● **Task description**: Exactly reproduce all the records, keeping pictures out of the copy.

::::

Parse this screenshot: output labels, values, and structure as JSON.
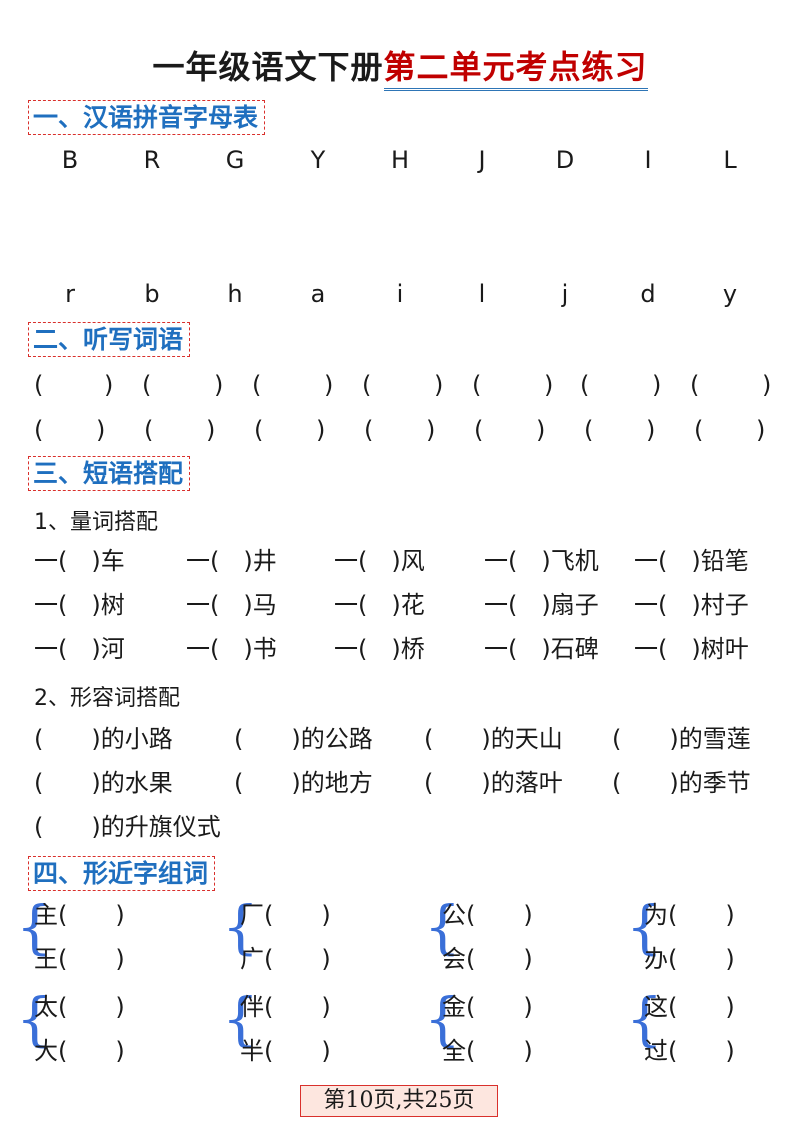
{
  "title": {
    "part1": "一年级语文下册",
    "part2": "第二单元考点练习"
  },
  "section1": {
    "heading": "一、汉语拼音字母表",
    "upper": [
      "B",
      "R",
      "G",
      "Y",
      "H",
      "J",
      "D",
      "I",
      "L"
    ],
    "lower": [
      "r",
      "b",
      "h",
      "a",
      "i",
      "l",
      "j",
      "d",
      "y"
    ]
  },
  "section2": {
    "heading": "二、听写词语",
    "paren_open": "(",
    "paren_close": ")"
  },
  "section3": {
    "heading": "三、短语搭配",
    "sub1": "1、量词搭配",
    "measure_rows": [
      [
        "一(　)车",
        "一(　)井",
        "一(　)风",
        "一(　)飞机",
        "一(　)铅笔"
      ],
      [
        "一(　)树",
        "一(　)马",
        "一(　)花",
        "一(　)扇子",
        "一(　)村子"
      ],
      [
        "一(　)河",
        "一(　)书",
        "一(　)桥",
        "一(　)石碑",
        "一(　)树叶"
      ]
    ],
    "sub2": "2、形容词搭配",
    "adj_rows": [
      [
        "(　　)的小路",
        "(　　)的公路",
        "(　　)的天山",
        "(　　)的雪莲"
      ],
      [
        "(　　)的水果",
        "(　　)的地方",
        "(　　)的落叶",
        "(　　)的季节"
      ],
      [
        "(　　)的升旗仪式"
      ]
    ]
  },
  "section4": {
    "heading": "四、形近字组词",
    "brace_glyph": "{",
    "groups": [
      [
        "主(　　)",
        "王(　　)"
      ],
      [
        "厂(　　)",
        "广(　　)"
      ],
      [
        "公(　　)",
        "会(　　)"
      ],
      [
        "为(　　)",
        "办(　　)"
      ],
      [
        "太(　　)",
        "大(　　)"
      ],
      [
        "伴(　　)",
        "半(　　)"
      ],
      [
        "金(　　)",
        "全(　　)"
      ],
      [
        "这(　　)",
        "过(　　)"
      ]
    ]
  },
  "footer": "第10页,共25页"
}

::::

● **Solution to this task**:
Parse this screenshot: output labels, values, and structure as JSON.
{
  "title": {
    "part1": "一年级语文下册",
    "part2": "第二单元考点练习"
  },
  "section1": {
    "heading": "一、汉语拼音字母表",
    "upper": [
      "B",
      "R",
      "G",
      "Y",
      "H",
      "J",
      "D",
      "I",
      "L"
    ],
    "lower": [
      "r",
      "b",
      "h",
      "a",
      "i",
      "l",
      "j",
      "d",
      "y"
    ]
  },
  "section2": {
    "heading": "二、听写词语",
    "paren_open": "(",
    "paren_close": ")"
  },
  "section3": {
    "heading": "三、短语搭配",
    "sub1": "1、量词搭配",
    "measure_rows": [
      [
        "一(　)车",
        "一(　)井",
        "一(　)风",
        "一(　)飞机",
        "一(　)铅笔"
      ],
      [
        "一(　)树",
        "一(　)马",
        "一(　)花",
        "一(　)扇子",
        "一(　)村子"
      ],
      [
        "一(　)河",
        "一(　)书",
        "一(　)桥",
        "一(　)石碑",
        "一(　)树叶"
      ]
    ],
    "sub2": "2、形容词搭配",
    "adj_rows": [
      [
        "(　　)的小路",
        "(　　)的公路",
        "(　　)的天山",
        "(　　)的雪莲"
      ],
      [
        "(　　)的水果",
        "(　　)的地方",
        "(　　)的落叶",
        "(　　)的季节"
      ],
      [
        "(　　)的升旗仪式"
      ]
    ]
  },
  "section4": {
    "heading": "四、形近字组词",
    "brace_glyph": "{",
    "groups": [
      [
        "主(　　)",
        "王(　　)"
      ],
      [
        "厂(　　)",
        "广(　　)"
      ],
      [
        "公(　　)",
        "会(　　)"
      ],
      [
        "为(　　)",
        "办(　　)"
      ],
      [
        "太(　　)",
        "大(　　)"
      ],
      [
        "伴(　　)",
        "半(　　)"
      ],
      [
        "金(　　)",
        "全(　　)"
      ],
      [
        "这(　　)",
        "过(　　)"
      ]
    ]
  },
  "footer": "第10页,共25页"
}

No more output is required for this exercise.